- **Your objective**:
Copy each line below in which the string "Component" occurs.

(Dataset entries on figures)
*****

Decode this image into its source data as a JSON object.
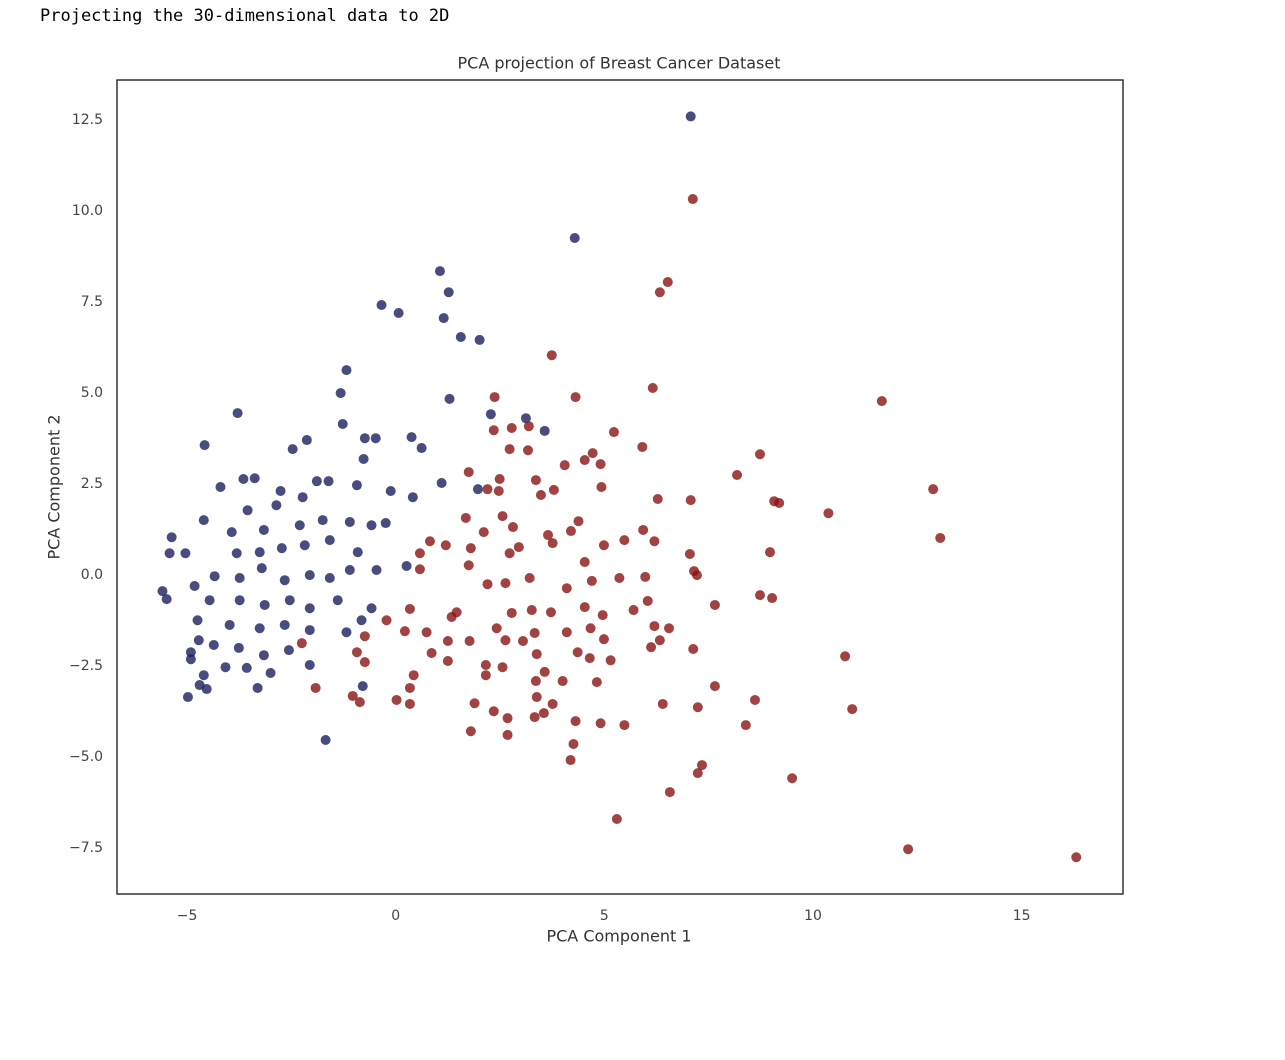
{
  "output_text": "Projecting the 30-dimensional data to 2D",
  "chart_data": {
    "type": "scatter",
    "title": "PCA projection of Breast Cancer Dataset",
    "x_label": "PCA Component 1",
    "y_label": "PCA Component 2",
    "xlim": [
      -6.68,
      17.43
    ],
    "ylim": [
      -8.76,
      13.6
    ],
    "xticks": [
      {
        "value": -5,
        "label": "−5"
      },
      0,
      5,
      10,
      15
    ],
    "yticks": [
      {
        "value": -7.5,
        "label": "−7.5"
      },
      {
        "value": -5,
        "label": "−5.0"
      },
      {
        "value": -2.5,
        "label": "−2.5"
      },
      {
        "value": 0,
        "label": "0.0"
      },
      2.5,
      {
        "value": 5,
        "label": "5.0"
      },
      7.5,
      {
        "value": 10,
        "label": "10.0"
      },
      12.5
    ],
    "grid": false,
    "series": [
      {
        "color": "#1c1f5e",
        "x": [
          7.07,
          4.29,
          1.06,
          1.27,
          -0.34,
          0.07,
          1.15,
          1.56,
          2.01,
          -1.18,
          -1.32,
          1.29,
          2.28,
          3.12,
          3.57,
          -3.79,
          -4.58,
          -1.27,
          -0.74,
          -0.48,
          0.38,
          0.62,
          -2.13,
          -2.47,
          -0.77,
          -4.2,
          -3.38,
          -3.65,
          1.1,
          1.97,
          0.41,
          -0.12,
          -0.93,
          -1.61,
          -1.89,
          -2.76,
          -2.86,
          -2.23,
          -3.55,
          -4.6,
          -5.37,
          -5.42,
          -5.04,
          -5.59,
          -5.49,
          -3.93,
          -3.16,
          -2.3,
          -1.75,
          -1.1,
          -0.58,
          -0.24,
          -3.81,
          -3.26,
          -2.73,
          -2.18,
          -1.58,
          -0.91,
          -0.46,
          0.26,
          -4.34,
          -3.74,
          -3.21,
          -2.66,
          -2.06,
          -1.58,
          -1.1,
          -4.82,
          -4.46,
          -3.74,
          -3.14,
          -2.54,
          -2.06,
          -1.39,
          -0.58,
          -4.75,
          -3.98,
          -3.26,
          -2.66,
          -2.06,
          -1.18,
          -0.82,
          -4.72,
          -4.36,
          -3.76,
          -3.16,
          -2.56,
          -4.91,
          -4.91,
          -4.08,
          -3.57,
          -4.6,
          -4.7,
          -4.53,
          -4.98,
          -3.31,
          -3.0,
          -1.68,
          -0.79,
          -2.06
        ],
        "values": [
          12.6,
          9.26,
          8.35,
          7.77,
          7.42,
          7.2,
          7.06,
          6.54,
          6.46,
          5.63,
          5.0,
          4.84,
          4.42,
          4.31,
          3.96,
          4.45,
          3.57,
          4.15,
          3.76,
          3.76,
          3.79,
          3.49,
          3.71,
          3.46,
          3.19,
          2.42,
          2.66,
          2.64,
          2.53,
          2.36,
          2.14,
          2.31,
          2.47,
          2.58,
          2.58,
          2.31,
          1.92,
          2.14,
          1.78,
          1.51,
          1.04,
          0.6,
          0.6,
          -0.44,
          -0.66,
          1.18,
          1.24,
          1.37,
          1.51,
          1.46,
          1.37,
          1.43,
          0.6,
          0.63,
          0.74,
          0.82,
          0.96,
          0.63,
          0.14,
          0.25,
          -0.03,
          -0.08,
          0.19,
          -0.14,
          0,
          -0.08,
          0.14,
          -0.3,
          -0.69,
          -0.69,
          -0.82,
          -0.69,
          -0.91,
          -0.69,
          -0.91,
          -1.24,
          -1.37,
          -1.46,
          -1.37,
          -1.51,
          -1.57,
          -1.24,
          -1.79,
          -1.92,
          -2.0,
          -2.2,
          -2.06,
          -2.12,
          -2.31,
          -2.53,
          -2.55,
          -2.75,
          -3.02,
          -3.13,
          -3.35,
          -3.1,
          -2.69,
          -4.53,
          -3.05,
          -2.47
        ]
      },
      {
        "color": "#8b1414",
        "x": [
          7.12,
          6.52,
          6.33,
          3.74,
          6.16,
          4.31,
          2.37,
          11.65,
          5.23,
          2.35,
          3.19,
          2.78,
          2.73,
          3.17,
          5.91,
          8.73,
          4.72,
          4.53,
          4.05,
          4.91,
          8.18,
          1.75,
          2.49,
          3.36,
          4.93,
          12.88,
          3.79,
          3.48,
          2.2,
          2.47,
          6.28,
          7.07,
          9.07,
          9.19,
          10.37,
          1.68,
          2.56,
          2.11,
          2.81,
          4.38,
          5.93,
          13.05,
          3.65,
          4.2,
          5.48,
          6.2,
          4.99,
          3.76,
          2.95,
          0.82,
          1.2,
          7.05,
          8.97,
          1.8,
          2.73,
          0.58,
          4.53,
          7.15,
          7.22,
          5.36,
          5.98,
          3.21,
          0.58,
          1.75,
          4.7,
          4.1,
          2.2,
          2.63,
          6.04,
          7.65,
          8.73,
          9.02,
          5.7,
          0.34,
          1.34,
          1.46,
          2.78,
          3.26,
          3.72,
          4.53,
          4.96,
          6.2,
          6.55,
          6.33,
          6.12,
          0.22,
          0.74,
          2.42,
          3.33,
          4.1,
          4.67,
          4.99,
          1.25,
          1.77,
          2.63,
          3.05,
          3.38,
          4.36,
          5.15,
          4.65,
          7.13,
          10.77,
          0.86,
          1.25,
          2.16,
          2.56,
          3.57,
          4.0,
          4.82,
          3.36,
          2.16,
          0.43,
          0.34,
          -1.92,
          -1.03,
          -0.86,
          0.02,
          0.34,
          1.89,
          3.38,
          3.76,
          6.4,
          7.65,
          7.24,
          8.61,
          10.94,
          2.35,
          2.68,
          3.33,
          3.55,
          4.31,
          4.91,
          5.48,
          8.39,
          1.8,
          2.68,
          4.26,
          4.19,
          7.34,
          7.24,
          9.5,
          6.57,
          5.3,
          12.28,
          16.31,
          -0.74,
          -0.93,
          -0.74,
          -0.22,
          -2.25
        ],
        "values": [
          10.33,
          8.05,
          7.77,
          6.04,
          5.14,
          4.89,
          4.89,
          4.78,
          3.93,
          3.98,
          4.09,
          4.04,
          3.46,
          3.43,
          3.52,
          3.32,
          3.35,
          3.16,
          3.02,
          3.05,
          2.75,
          2.83,
          2.64,
          2.61,
          2.42,
          2.36,
          2.34,
          2.2,
          2.36,
          2.31,
          2.09,
          2.06,
          2.03,
          1.98,
          1.7,
          1.57,
          1.62,
          1.18,
          1.32,
          1.48,
          1.24,
          1.02,
          1.1,
          1.21,
          0.96,
          0.93,
          0.82,
          0.88,
          0.77,
          0.93,
          0.82,
          0.58,
          0.63,
          0.74,
          0.6,
          0.6,
          0.36,
          0.11,
          0,
          -0.08,
          -0.05,
          -0.08,
          0.16,
          0.27,
          -0.16,
          -0.36,
          -0.25,
          -0.22,
          -0.71,
          -0.82,
          -0.55,
          -0.63,
          -0.96,
          -0.93,
          -1.15,
          -1.02,
          -1.04,
          -0.96,
          -1.02,
          -0.88,
          -1.1,
          -1.4,
          -1.46,
          -1.79,
          -1.98,
          -1.54,
          -1.57,
          -1.46,
          -1.59,
          -1.57,
          -1.46,
          -1.76,
          -1.81,
          -1.81,
          -1.79,
          -1.81,
          -2.17,
          -2.12,
          -2.34,
          -2.28,
          -2.03,
          -2.23,
          -2.14,
          -2.36,
          -2.47,
          -2.53,
          -2.66,
          -2.91,
          -2.94,
          -2.91,
          -2.75,
          -2.75,
          -3.1,
          -3.1,
          -3.32,
          -3.49,
          -3.43,
          -3.54,
          -3.52,
          -3.35,
          -3.54,
          -3.54,
          -3.05,
          -3.63,
          -3.43,
          -3.68,
          -3.74,
          -3.93,
          -3.9,
          -3.79,
          -4.01,
          -4.07,
          -4.12,
          -4.12,
          -4.29,
          -4.39,
          -4.64,
          -5.08,
          -5.22,
          -5.44,
          -5.58,
          -5.96,
          -6.7,
          -7.53,
          -7.75,
          -1.68,
          -2.12,
          -2.39,
          -1.24,
          -1.87
        ]
      }
    ]
  }
}
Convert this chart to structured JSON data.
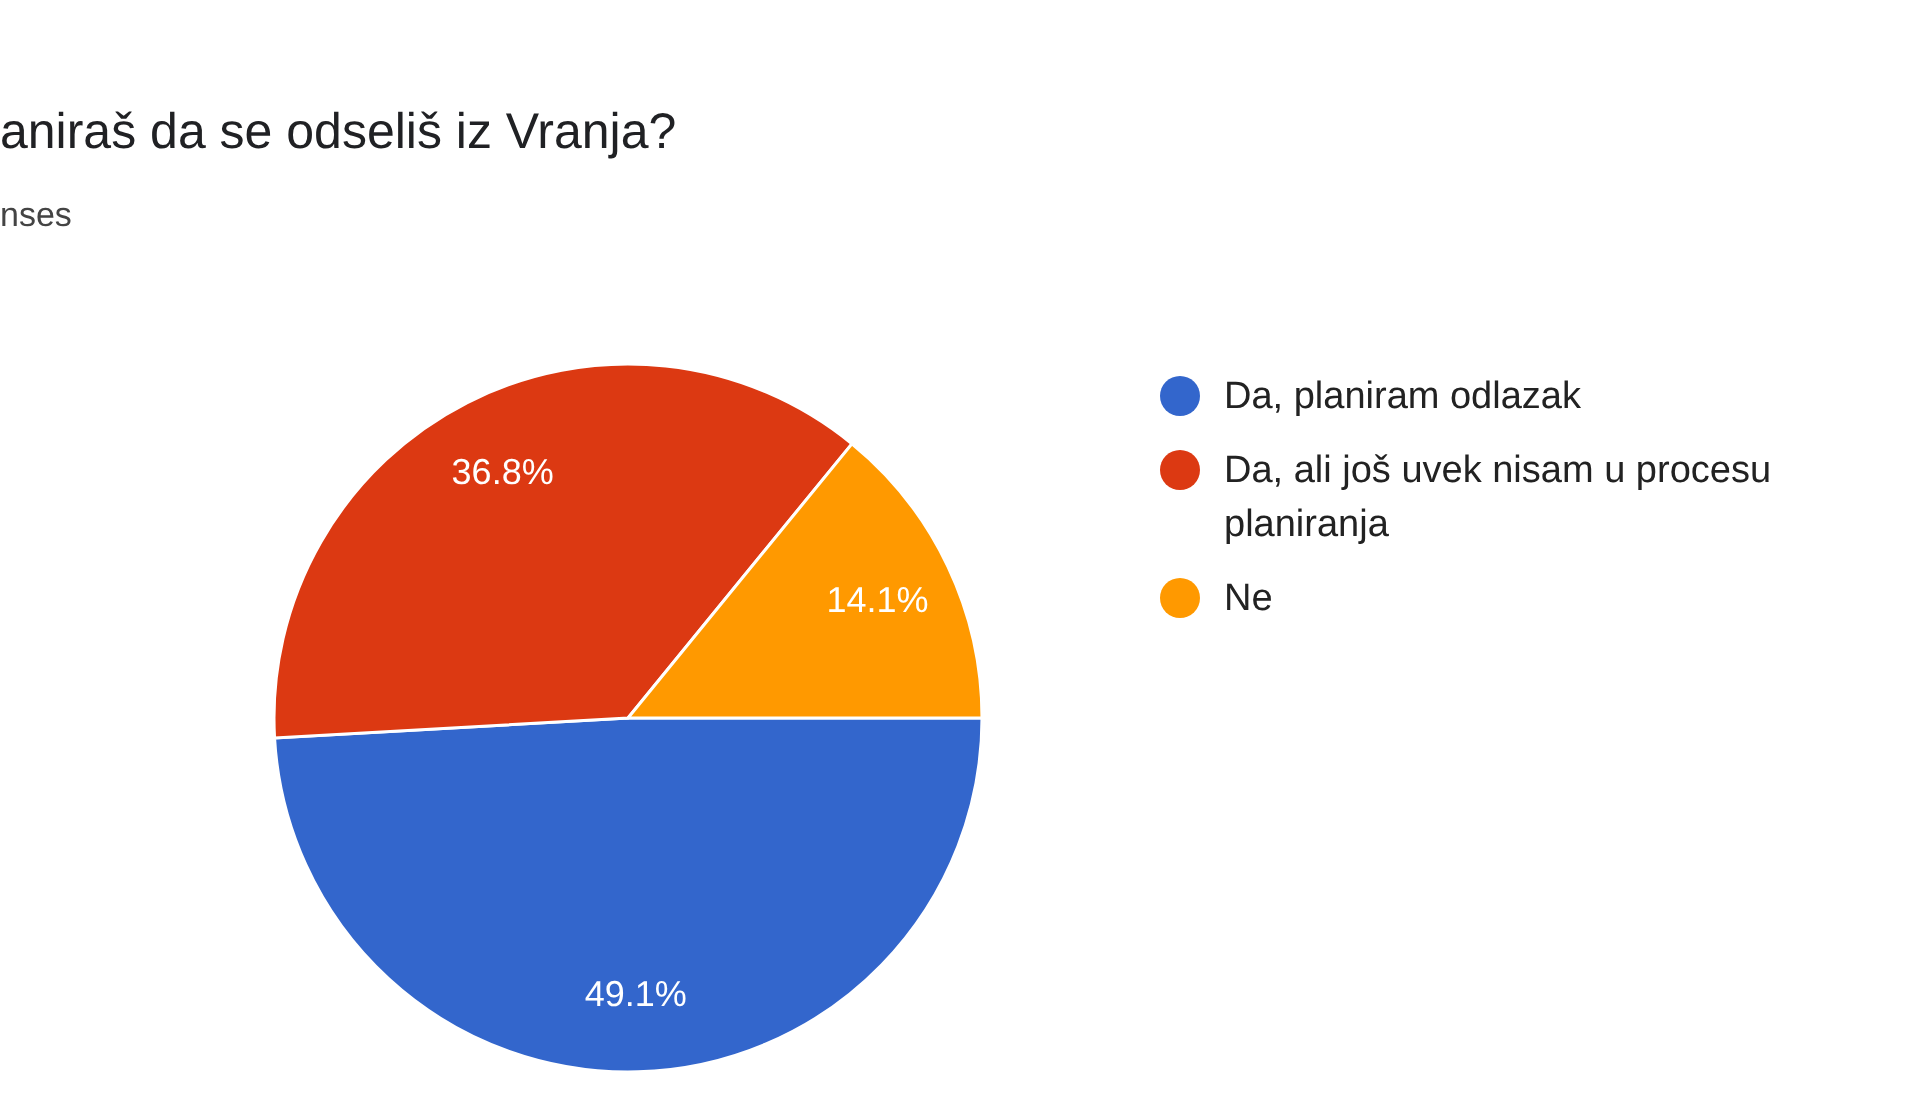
{
  "chart_data": {
    "type": "pie",
    "title": "aniraš da se odseliš iz Vranja?",
    "subtitle": "nses",
    "categories": [
      "Da, planiram odlazak",
      "Da, ali još uvek nisam u procesu planiranja",
      "Ne"
    ],
    "values": [
      49.1,
      36.8,
      14.1
    ],
    "colors": [
      "#3366cc",
      "#dc3912",
      "#ff9900"
    ],
    "value_labels": [
      "49.1%",
      "36.8%",
      "14.1%"
    ],
    "legend": "right"
  }
}
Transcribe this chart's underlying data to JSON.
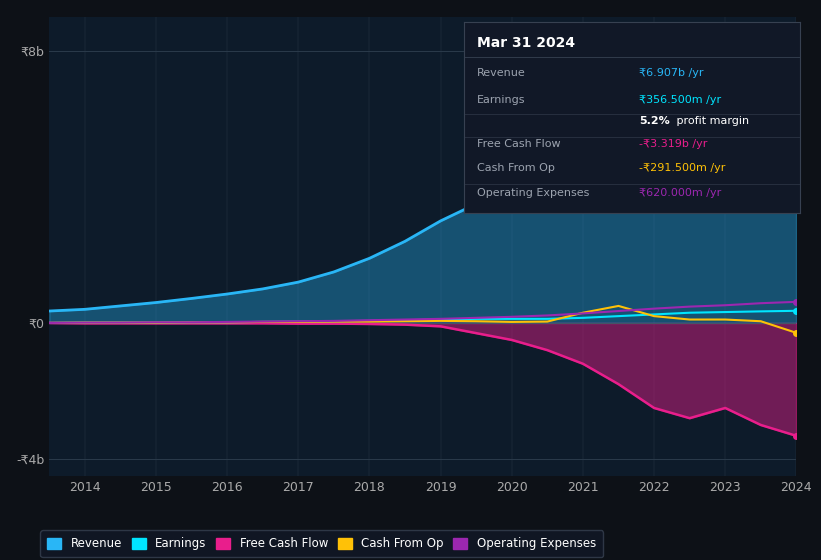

*****

- **Task answer**:
    "x_label": "PCA Component 1",
    "y_label": "PCA Component 2",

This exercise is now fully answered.